What is being asked:
You are to retype all of the data exactly as it appears.

Source data:

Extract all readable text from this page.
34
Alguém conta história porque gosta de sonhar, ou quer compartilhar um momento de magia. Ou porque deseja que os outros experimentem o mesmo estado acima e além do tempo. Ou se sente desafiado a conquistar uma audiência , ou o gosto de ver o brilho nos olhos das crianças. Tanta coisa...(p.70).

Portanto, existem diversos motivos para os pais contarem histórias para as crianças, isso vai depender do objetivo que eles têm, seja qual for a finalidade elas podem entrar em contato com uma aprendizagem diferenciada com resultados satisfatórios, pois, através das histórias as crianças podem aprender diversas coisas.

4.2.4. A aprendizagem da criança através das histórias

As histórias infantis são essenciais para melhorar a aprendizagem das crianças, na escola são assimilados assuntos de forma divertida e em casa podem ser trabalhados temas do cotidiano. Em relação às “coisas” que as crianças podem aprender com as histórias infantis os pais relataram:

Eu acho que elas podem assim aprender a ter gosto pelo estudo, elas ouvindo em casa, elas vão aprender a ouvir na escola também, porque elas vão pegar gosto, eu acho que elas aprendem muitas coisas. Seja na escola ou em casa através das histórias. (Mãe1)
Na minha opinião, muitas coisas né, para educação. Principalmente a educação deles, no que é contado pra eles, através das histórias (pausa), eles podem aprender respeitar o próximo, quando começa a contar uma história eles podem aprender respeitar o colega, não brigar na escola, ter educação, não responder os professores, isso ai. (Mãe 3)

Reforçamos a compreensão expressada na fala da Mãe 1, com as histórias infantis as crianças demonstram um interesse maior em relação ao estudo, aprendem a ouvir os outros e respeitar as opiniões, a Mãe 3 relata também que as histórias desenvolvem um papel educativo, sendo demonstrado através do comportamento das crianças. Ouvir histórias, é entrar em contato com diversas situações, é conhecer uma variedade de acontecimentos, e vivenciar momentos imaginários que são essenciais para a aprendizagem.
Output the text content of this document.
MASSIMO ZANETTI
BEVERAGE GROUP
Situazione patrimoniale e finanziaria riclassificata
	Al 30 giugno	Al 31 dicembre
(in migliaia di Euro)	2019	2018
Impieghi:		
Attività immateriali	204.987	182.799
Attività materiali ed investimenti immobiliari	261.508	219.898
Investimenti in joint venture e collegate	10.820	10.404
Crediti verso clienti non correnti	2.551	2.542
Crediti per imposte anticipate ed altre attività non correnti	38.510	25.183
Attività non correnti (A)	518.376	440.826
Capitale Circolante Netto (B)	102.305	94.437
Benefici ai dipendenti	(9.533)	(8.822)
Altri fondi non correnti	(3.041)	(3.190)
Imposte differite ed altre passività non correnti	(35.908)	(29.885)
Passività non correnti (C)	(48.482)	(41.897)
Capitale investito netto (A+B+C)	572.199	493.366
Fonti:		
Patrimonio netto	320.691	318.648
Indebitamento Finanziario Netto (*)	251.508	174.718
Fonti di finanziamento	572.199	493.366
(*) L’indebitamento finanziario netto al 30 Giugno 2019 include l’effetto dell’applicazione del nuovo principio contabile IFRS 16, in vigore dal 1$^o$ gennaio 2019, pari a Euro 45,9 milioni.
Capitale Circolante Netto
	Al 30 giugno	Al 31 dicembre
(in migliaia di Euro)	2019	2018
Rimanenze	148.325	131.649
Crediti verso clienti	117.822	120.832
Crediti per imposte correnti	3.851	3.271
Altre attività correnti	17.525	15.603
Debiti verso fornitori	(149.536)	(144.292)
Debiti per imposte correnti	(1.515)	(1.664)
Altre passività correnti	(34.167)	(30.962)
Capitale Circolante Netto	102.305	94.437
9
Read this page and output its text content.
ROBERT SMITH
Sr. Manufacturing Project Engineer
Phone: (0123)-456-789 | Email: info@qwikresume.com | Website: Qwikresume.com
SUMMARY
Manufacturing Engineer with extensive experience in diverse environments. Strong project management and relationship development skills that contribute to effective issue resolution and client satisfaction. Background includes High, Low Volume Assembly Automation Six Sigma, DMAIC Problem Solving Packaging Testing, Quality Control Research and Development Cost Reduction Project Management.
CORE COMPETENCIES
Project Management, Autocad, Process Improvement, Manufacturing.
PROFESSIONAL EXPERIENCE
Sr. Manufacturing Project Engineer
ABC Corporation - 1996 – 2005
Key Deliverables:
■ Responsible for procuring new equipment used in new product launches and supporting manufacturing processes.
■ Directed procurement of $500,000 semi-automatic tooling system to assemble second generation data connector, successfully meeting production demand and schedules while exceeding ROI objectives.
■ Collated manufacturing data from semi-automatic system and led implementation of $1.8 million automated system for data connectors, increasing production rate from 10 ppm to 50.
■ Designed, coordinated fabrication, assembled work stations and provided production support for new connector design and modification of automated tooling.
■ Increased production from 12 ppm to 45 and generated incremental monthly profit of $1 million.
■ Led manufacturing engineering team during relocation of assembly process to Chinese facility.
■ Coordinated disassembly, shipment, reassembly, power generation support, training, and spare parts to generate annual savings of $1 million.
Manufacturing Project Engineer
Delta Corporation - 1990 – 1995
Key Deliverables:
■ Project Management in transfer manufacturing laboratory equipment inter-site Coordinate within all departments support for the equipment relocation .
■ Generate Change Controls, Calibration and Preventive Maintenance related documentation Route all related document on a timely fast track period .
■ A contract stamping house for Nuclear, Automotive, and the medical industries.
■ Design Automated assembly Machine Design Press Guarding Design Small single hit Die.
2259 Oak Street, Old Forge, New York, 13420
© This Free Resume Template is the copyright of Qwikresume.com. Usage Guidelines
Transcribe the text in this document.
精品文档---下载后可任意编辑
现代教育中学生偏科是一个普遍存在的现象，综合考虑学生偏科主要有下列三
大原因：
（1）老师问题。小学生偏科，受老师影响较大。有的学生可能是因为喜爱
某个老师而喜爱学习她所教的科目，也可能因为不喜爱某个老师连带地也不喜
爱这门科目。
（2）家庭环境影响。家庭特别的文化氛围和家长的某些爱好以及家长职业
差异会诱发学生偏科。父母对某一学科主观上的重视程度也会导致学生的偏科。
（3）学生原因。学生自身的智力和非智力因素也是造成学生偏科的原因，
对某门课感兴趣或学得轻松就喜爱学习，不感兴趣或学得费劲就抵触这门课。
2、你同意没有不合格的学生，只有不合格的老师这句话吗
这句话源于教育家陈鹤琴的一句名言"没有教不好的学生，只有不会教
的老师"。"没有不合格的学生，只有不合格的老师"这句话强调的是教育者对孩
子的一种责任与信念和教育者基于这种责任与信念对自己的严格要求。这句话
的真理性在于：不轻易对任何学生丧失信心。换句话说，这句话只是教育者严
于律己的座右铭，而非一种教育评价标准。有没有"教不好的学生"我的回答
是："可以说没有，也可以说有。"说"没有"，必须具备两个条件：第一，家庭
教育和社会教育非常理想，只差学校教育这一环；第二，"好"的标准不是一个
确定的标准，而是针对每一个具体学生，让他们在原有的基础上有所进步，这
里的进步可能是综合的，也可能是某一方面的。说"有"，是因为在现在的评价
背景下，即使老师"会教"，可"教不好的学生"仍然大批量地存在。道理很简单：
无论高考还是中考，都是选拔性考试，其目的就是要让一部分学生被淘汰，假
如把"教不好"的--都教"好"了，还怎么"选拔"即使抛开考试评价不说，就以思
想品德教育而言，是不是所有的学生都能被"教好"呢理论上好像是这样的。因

Answer for this exercise:
Extract all readable text from this page.
34
Alguém conta história porque gosta de sonhar, ou quer compartilhar um momento de magia. Ou porque deseja que os outros experimentem o mesmo estado acima e além do tempo. Ou se sente desafiado a conquistar uma audiência , ou o gosto de ver o brilho nos olhos das crianças. Tanta coisa...(p.70).

Portanto, existem diversos motivos para os pais contarem histórias para as crianças, isso vai depender do objetivo que eles têm, seja qual for a finalidade elas podem entrar em contato com uma aprendizagem diferenciada com resultados satisfatórios, pois, através das histórias as crianças podem aprender diversas coisas.

4.2.4. A aprendizagem da criança através das histórias

As histórias infantis são essenciais para melhorar a aprendizagem das crianças, na escola são assimilados assuntos de forma divertida e em casa podem ser trabalhados temas do cotidiano. Em relação às “coisas” que as crianças podem aprender com as histórias infantis os pais relataram:

Eu acho que elas podem assim aprender a ter gosto pelo estudo, elas ouvindo em casa, elas vão aprender a ouvir na escola também, porque elas vão pegar gosto, eu acho que elas aprendem muitas coisas. Seja na escola ou em casa através das histórias. (Mãe1)
Na minha opinião, muitas coisas né, para educação. Principalmente a educação deles, no que é contado pra eles, através das histórias (pausa), eles podem aprender respeitar o próximo, quando começa a contar uma história eles podem aprender respeitar o colega, não brigar na escola, ter educação, não responder os professores, isso ai. (Mãe 3)

Reforçamos a compreensão expressada na fala da Mãe 1, com as histórias infantis as crianças demonstram um interesse maior em relação ao estudo, aprendem a ouvir os outros e respeitar as opiniões, a Mãe 3 relata também que as histórias desenvolvem um papel educativo, sendo demonstrado através do comportamento das crianças. Ouvir histórias, é entrar em contato com diversas situações, é conhecer uma variedade de acontecimentos, e vivenciar momentos imaginários que são essenciais para a aprendizagem.
Output the text content of this document.
MASSIMO ZANETTI
BEVERAGE GROUP
Situazione patrimoniale e finanziaria riclassificata
	Al 30 giugno	Al 31 dicembre
(in migliaia di Euro)	2019	2018
Impieghi:		
Attività immateriali	204.987	182.799
Attività materiali ed investimenti immobiliari	261.508	219.898
Investimenti in joint venture e collegate	10.820	10.404
Crediti verso clienti non correnti	2.551	2.542
Crediti per imposte anticipate ed altre attività non correnti	38.510	25.183
Attività non correnti (A)	518.376	440.826
Capitale Circolante Netto (B)	102.305	94.437
Benefici ai dipendenti	(9.533)	(8.822)
Altri fondi non correnti	(3.041)	(3.190)
Imposte differite ed altre passività non correnti	(35.908)	(29.885)
Passività non correnti (C)	(48.482)	(41.897)
Capitale investito netto (A+B+C)	572.199	493.366
Fonti:		
Patrimonio netto	320.691	318.648
Indebitamento Finanziario Netto (*)	251.508	174.718
Fonti di finanziamento	572.199	493.366
(*) L’indebitamento finanziario netto al 30 Giugno 2019 include l’effetto dell’applicazione del nuovo principio contabile IFRS 16, in vigore dal 1$^o$ gennaio 2019, pari a Euro 45,9 milioni.
Capitale Circolante Netto
	Al 30 giugno	Al 31 dicembre
(in migliaia di Euro)	2019	2018
Rimanenze	148.325	131.649
Crediti verso clienti	117.822	120.832
Crediti per imposte correnti	3.851	3.271
Altre attività correnti	17.525	15.603
Debiti verso fornitori	(149.536)	(144.292)
Debiti per imposte correnti	(1.515)	(1.664)
Altre passività correnti	(34.167)	(30.962)
Capitale Circolante Netto	102.305	94.437
9
Read this page and output its text content.
ROBERT SMITH
Sr. Manufacturing Project Engineer
Phone: (0123)-456-789 | Email: info@qwikresume.com | Website: Qwikresume.com
SUMMARY
Manufacturing Engineer with extensive experience in diverse environments. Strong project management and relationship development skills that contribute to effective issue resolution and client satisfaction. Background includes High, Low Volume Assembly Automation Six Sigma, DMAIC Problem Solving Packaging Testing, Quality Control Research and Development Cost Reduction Project Management.
CORE COMPETENCIES
Project Management, Autocad, Process Improvement, Manufacturing.
PROFESSIONAL EXPERIENCE
Sr. Manufacturing Project Engineer
ABC Corporation - 1996 – 2005
Key Deliverables:
■ Responsible for procuring new equipment used in new product launches and supporting manufacturing processes.
■ Directed procurement of $500,000 semi-automatic tooling system to assemble second generation data connector, successfully meeting production demand and schedules while exceeding ROI objectives.
■ Collated manufacturing data from semi-automatic system and led implementation of $1.8 million automated system for data connectors, increasing production rate from 10 ppm to 50.
■ Designed, coordinated fabrication, assembled work stations and provided production support for new connector design and modification of automated tooling.
■ Increased production from 12 ppm to 45 and generated incremental monthly profit of $1 million.
■ Led manufacturing engineering team during relocation of assembly process to Chinese facility.
■ Coordinated disassembly, shipment, reassembly, power generation support, training, and spare parts to generate annual savings of $1 million.
Manufacturing Project Engineer
Delta Corporation - 1990 – 1995
Key Deliverables:
■ Project Management in transfer manufacturing laboratory equipment inter-site Coordinate within all departments support for the equipment relocation .
■ Generate Change Controls, Calibration and Preventive Maintenance related documentation Route all related document on a timely fast track period .
■ A contract stamping house for Nuclear, Automotive, and the medical industries.
■ Design Automated assembly Machine Design Press Guarding Design Small single hit Die.
2259 Oak Street, Old Forge, New York, 13420
© This Free Resume Template is the copyright of Qwikresume.com. Usage Guidelines
Transcribe the text in this document.
精品文档---下载后可任意编辑
现代教育中学生偏科是一个普遍存在的现象，综合考虑学生偏科主要有下列三
大原因：
（1）老师问题。小学生偏科，受老师影响较大。有的学生可能是因为喜爱
某个老师而喜爱学习她所教的科目，也可能因为不喜爱某个老师连带地也不喜
爱这门科目。
（2）家庭环境影响。家庭特别的文化氛围和家长的某些爱好以及家长职业
差异会诱发学生偏科。父母对某一学科主观上的重视程度也会导致学生的偏科。
（3）学生原因。学生自身的智力和非智力因素也是造成学生偏科的原因，
对某门课感兴趣或学得轻松就喜爱学习，不感兴趣或学得费劲就抵触这门课。
2、你同意没有不合格的学生，只有不合格的老师这句话吗
这句话源于教育家陈鹤琴的一句名言"没有教不好的学生，只有不会教
的老师"。"没有不合格的学生，只有不合格的老师"这句话强调的是教育者对孩
子的一种责任与信念和教育者基于这种责任与信念对自己的严格要求。这句话
的真理性在于：不轻易对任何学生丧失信心。换句话说，这句话只是教育者严
于律己的座右铭，而非一种教育评价标准。有没有"教不好的学生"我的回答
是："可以说没有，也可以说有。"说"没有"，必须具备两个条件：第一，家庭
教育和社会教育非常理想，只差学校教育这一环；第二，"好"的标准不是一个
确定的标准，而是针对每一个具体学生，让他们在原有的基础上有所进步，这
里的进步可能是综合的，也可能是某一方面的。说"有"，是因为在现在的评价
背景下，即使老师"会教"，可"教不好的学生"仍然大批量地存在。道理很简单：
无论高考还是中考，都是选拔性考试，其目的就是要让一部分学生被淘汰，假
如把"教不好"的--都教"好"了，还怎么"选拔"即使抛开考试评价不说，就以思
想品德教育而言，是不是所有的学生都能被"教好"呢理论上好像是这样的。因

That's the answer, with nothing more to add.